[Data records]
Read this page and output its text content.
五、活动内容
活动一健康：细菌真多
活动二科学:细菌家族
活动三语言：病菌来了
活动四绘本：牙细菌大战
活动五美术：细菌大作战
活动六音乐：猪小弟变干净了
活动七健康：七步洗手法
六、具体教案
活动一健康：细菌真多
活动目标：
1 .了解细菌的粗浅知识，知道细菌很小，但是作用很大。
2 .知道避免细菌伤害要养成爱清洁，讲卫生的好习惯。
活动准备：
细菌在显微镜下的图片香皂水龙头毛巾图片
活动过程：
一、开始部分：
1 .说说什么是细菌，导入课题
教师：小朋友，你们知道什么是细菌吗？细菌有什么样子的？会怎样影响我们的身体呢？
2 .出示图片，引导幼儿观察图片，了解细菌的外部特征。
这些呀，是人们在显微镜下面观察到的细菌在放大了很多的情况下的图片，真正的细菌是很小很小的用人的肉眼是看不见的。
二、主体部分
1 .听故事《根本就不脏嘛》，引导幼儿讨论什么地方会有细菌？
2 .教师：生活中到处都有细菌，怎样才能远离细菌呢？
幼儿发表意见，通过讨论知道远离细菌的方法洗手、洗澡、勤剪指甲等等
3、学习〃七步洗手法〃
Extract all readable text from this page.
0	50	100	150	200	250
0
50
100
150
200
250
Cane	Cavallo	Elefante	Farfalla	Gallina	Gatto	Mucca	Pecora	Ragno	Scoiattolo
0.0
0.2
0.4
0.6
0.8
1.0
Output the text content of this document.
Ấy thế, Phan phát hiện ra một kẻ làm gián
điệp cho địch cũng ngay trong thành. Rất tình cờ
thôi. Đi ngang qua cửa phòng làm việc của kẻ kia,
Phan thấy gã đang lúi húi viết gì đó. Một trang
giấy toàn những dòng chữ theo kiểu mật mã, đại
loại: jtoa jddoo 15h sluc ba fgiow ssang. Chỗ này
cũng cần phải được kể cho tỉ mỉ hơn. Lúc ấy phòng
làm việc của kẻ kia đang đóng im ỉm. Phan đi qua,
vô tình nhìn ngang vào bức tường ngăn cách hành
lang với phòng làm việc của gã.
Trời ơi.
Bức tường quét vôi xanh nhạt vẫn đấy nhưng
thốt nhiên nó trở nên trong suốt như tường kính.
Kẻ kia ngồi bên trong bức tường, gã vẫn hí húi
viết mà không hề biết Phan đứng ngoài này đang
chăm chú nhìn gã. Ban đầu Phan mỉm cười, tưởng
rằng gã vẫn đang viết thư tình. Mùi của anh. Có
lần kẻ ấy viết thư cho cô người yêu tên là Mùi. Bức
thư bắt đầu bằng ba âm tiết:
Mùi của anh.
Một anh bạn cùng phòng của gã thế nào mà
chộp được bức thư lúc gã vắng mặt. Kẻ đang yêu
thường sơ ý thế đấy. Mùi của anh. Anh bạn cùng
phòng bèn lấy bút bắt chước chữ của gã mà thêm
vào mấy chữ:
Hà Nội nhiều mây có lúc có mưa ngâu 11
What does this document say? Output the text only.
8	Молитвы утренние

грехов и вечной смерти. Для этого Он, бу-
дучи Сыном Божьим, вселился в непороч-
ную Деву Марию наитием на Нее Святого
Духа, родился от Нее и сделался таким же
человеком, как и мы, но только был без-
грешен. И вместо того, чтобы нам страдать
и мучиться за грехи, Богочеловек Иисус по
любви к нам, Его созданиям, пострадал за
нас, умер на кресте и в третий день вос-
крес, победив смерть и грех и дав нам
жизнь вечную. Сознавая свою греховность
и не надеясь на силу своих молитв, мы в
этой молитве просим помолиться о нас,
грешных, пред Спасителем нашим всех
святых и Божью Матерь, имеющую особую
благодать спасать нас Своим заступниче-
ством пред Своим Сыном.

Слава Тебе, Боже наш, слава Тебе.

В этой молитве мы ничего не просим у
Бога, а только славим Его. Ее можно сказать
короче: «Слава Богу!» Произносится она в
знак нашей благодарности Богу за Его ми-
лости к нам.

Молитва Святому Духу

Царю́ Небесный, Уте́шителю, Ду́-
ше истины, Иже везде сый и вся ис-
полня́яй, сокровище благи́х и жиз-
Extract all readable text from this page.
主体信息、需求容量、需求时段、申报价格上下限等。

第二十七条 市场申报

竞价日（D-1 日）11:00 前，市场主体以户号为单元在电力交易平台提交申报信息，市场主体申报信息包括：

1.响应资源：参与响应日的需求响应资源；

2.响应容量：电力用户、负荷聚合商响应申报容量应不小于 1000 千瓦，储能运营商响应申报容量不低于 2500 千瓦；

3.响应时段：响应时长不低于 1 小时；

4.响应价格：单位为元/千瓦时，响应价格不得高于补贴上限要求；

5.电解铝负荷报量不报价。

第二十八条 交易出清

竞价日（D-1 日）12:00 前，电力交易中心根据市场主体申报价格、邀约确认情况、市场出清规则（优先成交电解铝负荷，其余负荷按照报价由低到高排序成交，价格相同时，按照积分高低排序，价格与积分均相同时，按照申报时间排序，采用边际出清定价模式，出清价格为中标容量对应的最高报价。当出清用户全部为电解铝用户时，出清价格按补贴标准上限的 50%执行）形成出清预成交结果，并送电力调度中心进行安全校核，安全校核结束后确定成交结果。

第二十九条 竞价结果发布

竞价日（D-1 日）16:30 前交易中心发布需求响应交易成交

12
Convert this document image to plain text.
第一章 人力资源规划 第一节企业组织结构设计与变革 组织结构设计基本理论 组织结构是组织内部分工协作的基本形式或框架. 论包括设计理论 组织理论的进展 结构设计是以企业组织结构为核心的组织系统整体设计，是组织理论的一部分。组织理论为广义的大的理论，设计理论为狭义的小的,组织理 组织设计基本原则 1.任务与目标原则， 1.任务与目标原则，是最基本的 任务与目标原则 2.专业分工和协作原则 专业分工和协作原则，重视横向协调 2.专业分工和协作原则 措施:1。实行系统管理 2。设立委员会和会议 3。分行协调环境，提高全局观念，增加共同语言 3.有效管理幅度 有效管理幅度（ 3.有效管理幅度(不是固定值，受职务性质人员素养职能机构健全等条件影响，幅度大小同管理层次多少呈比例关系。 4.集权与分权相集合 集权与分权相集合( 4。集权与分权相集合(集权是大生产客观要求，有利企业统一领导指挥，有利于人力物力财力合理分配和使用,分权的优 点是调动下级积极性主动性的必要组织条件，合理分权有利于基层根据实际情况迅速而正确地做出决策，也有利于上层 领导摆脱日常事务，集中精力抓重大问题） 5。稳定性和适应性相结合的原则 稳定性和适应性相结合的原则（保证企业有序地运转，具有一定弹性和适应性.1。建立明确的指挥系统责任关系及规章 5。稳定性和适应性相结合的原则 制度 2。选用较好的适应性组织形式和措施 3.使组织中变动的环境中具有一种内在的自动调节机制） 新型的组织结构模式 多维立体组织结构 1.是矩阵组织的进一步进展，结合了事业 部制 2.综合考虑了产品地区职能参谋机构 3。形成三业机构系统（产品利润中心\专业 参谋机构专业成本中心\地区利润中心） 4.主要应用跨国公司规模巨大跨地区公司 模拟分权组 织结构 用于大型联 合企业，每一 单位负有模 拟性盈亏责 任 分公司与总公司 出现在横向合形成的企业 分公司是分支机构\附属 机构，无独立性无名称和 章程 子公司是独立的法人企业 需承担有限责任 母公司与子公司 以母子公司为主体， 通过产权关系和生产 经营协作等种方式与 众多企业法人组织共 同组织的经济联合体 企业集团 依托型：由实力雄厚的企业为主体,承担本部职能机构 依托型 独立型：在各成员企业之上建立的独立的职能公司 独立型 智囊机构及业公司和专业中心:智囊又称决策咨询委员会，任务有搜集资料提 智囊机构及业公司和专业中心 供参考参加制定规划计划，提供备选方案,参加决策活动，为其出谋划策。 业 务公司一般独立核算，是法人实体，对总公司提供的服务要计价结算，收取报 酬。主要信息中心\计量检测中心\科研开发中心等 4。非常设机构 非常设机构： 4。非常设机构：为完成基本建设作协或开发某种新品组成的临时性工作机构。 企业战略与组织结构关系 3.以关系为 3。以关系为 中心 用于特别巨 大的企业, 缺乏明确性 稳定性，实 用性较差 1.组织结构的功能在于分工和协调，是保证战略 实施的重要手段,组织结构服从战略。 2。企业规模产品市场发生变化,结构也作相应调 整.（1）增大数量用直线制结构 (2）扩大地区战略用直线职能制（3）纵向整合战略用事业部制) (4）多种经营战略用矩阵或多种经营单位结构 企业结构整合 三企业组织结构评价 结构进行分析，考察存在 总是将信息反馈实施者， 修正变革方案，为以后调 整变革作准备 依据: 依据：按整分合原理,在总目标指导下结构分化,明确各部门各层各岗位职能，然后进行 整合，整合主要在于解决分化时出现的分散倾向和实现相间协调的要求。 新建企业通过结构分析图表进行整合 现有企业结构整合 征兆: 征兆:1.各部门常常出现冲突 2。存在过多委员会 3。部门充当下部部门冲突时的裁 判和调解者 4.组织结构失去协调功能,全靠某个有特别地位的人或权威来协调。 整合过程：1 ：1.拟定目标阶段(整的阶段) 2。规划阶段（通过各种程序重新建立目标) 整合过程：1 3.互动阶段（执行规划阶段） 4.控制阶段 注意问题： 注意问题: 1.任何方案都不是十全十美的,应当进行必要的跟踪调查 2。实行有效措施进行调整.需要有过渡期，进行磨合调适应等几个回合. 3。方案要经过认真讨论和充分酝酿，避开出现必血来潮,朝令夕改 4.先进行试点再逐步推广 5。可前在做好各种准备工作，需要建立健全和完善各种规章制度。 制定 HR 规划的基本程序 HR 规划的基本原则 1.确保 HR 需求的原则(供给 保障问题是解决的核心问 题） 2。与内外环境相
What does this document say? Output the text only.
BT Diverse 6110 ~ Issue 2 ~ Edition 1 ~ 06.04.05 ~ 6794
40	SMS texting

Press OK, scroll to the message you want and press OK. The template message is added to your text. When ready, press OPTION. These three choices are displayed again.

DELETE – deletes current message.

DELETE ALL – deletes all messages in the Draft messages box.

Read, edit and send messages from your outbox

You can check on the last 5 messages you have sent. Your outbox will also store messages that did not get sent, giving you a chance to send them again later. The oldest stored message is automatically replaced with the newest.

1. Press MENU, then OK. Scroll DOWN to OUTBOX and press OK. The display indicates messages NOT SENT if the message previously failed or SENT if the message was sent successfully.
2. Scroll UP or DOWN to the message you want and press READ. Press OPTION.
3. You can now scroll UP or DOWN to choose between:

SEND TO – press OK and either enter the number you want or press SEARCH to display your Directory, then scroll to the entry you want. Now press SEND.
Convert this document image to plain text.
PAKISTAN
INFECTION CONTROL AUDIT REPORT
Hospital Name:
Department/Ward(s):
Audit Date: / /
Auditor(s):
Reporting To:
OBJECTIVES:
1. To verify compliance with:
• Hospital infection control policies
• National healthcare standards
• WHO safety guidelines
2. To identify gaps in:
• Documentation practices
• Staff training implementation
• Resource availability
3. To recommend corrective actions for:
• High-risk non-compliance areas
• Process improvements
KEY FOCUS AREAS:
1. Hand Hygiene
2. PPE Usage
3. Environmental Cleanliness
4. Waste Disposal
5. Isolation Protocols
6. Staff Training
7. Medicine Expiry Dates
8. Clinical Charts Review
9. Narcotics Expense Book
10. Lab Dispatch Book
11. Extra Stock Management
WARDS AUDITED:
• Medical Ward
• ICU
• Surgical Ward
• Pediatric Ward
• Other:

• STATED TASK: Check each line of the data above for the string "Своим" and report only how many lines have it.

• RESULT FOR THIS EXERCISE: 2